▸ Problem to work on:
Each line that holds the word "ylabel" is to be identified and copied.

▸ Data listing:
— Start —
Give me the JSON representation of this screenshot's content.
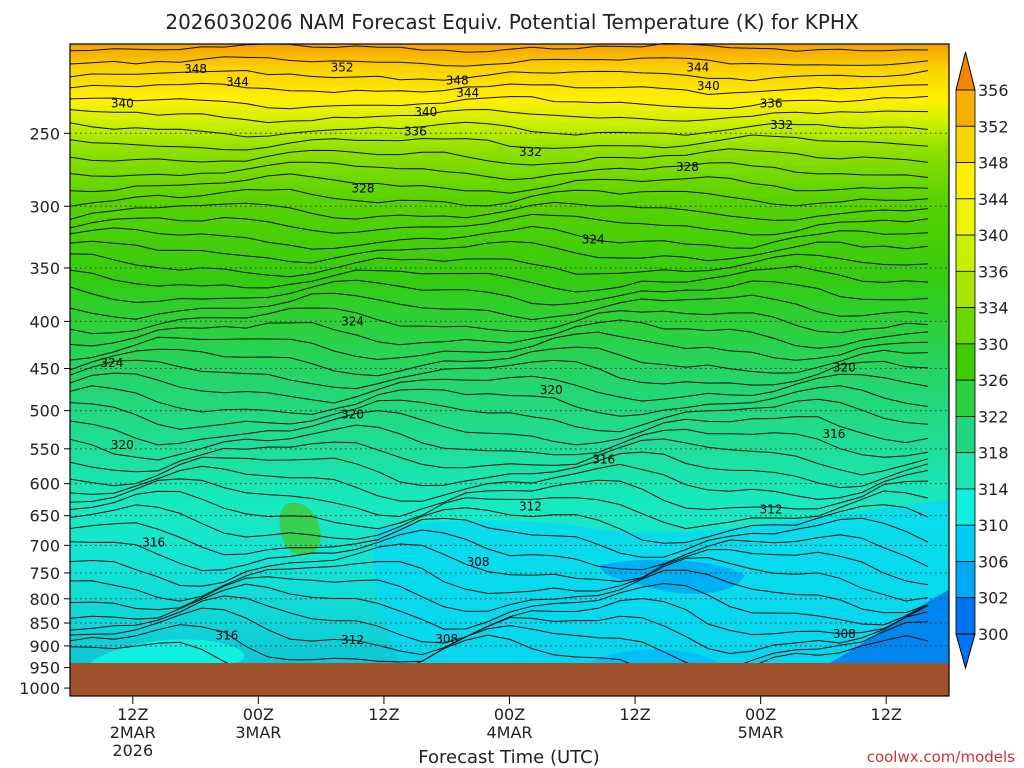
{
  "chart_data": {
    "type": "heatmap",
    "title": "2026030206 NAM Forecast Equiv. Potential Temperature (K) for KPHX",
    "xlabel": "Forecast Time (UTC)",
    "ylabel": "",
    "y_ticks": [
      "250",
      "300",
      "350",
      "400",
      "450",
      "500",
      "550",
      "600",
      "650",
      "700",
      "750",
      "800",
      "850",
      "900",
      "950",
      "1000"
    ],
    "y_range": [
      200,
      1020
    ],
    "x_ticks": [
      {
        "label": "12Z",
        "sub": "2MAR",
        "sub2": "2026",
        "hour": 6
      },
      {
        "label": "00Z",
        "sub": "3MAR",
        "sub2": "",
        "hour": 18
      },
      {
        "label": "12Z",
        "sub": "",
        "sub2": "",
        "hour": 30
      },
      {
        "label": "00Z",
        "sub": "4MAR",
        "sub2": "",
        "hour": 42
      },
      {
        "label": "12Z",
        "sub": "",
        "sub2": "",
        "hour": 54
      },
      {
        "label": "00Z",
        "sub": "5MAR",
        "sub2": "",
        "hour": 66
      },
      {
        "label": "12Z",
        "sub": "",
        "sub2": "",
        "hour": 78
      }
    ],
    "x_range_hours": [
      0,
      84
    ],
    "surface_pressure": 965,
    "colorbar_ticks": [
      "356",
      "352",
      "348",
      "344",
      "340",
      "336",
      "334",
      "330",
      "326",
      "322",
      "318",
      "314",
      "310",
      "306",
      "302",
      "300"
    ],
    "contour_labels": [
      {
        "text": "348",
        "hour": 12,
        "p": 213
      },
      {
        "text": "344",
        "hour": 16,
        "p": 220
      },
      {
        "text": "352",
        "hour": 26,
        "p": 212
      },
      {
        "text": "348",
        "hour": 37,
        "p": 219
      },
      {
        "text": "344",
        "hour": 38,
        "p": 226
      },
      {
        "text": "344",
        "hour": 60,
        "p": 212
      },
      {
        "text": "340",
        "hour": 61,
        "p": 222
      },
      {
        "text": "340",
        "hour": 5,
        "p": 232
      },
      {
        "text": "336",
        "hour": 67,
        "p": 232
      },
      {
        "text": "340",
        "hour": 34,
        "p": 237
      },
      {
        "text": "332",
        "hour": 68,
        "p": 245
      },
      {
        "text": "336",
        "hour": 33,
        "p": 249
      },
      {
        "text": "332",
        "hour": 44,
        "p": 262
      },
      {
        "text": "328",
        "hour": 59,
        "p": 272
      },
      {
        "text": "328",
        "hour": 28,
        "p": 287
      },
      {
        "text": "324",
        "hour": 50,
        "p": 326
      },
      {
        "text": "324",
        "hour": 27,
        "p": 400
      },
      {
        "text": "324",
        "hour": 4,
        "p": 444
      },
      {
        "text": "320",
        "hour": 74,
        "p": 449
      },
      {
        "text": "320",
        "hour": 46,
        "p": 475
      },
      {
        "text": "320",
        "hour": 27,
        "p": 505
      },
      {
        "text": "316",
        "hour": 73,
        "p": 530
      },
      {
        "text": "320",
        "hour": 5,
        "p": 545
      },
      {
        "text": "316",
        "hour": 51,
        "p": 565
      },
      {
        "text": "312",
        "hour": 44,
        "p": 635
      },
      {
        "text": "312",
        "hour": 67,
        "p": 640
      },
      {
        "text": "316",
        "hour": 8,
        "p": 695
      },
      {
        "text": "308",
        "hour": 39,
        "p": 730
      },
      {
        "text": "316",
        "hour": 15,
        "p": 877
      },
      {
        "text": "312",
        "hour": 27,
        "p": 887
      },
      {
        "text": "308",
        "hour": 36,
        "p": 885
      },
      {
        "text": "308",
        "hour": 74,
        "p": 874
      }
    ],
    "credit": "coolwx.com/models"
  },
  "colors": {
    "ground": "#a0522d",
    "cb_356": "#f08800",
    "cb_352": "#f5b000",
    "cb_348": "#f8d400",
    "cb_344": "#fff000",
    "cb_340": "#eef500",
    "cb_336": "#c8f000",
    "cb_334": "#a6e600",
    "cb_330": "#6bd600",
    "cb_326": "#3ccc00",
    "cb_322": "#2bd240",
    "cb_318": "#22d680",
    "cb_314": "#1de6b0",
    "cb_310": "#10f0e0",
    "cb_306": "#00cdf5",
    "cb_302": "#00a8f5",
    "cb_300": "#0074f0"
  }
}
— End —
— Start —
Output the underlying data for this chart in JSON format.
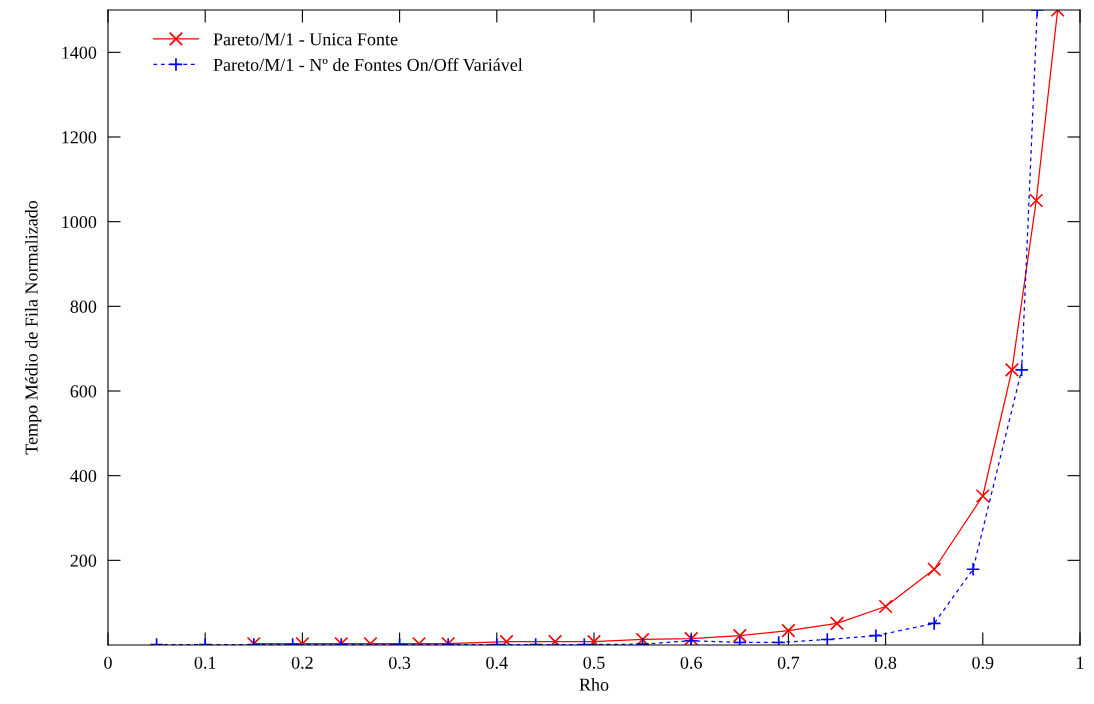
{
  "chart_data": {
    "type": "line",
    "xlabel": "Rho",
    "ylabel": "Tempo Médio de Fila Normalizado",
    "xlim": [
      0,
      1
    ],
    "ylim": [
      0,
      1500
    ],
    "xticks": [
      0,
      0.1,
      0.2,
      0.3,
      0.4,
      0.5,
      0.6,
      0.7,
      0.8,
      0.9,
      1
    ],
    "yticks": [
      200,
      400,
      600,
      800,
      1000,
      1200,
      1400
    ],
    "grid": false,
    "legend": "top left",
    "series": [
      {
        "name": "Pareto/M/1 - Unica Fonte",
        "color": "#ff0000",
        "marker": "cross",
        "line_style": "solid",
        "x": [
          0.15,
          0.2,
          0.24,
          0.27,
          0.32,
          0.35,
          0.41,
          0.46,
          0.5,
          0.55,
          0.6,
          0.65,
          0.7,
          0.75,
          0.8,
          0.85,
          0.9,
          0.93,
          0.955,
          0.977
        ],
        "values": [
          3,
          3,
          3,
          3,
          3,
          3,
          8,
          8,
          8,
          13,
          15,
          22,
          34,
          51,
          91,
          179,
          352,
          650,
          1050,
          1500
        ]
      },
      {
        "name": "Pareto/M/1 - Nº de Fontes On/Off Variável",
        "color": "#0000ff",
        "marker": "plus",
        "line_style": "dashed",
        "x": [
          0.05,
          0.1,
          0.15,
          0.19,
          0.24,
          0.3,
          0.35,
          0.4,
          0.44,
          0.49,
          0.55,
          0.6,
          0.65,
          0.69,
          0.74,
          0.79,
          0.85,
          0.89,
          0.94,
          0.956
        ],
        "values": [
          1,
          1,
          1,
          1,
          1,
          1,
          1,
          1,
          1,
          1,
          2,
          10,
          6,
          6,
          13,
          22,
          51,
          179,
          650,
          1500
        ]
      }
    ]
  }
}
— End —
▸ Solution for this problem:
    "ylabel": "",
    "ylabel": "Tempo Médio de Fila Normalizado",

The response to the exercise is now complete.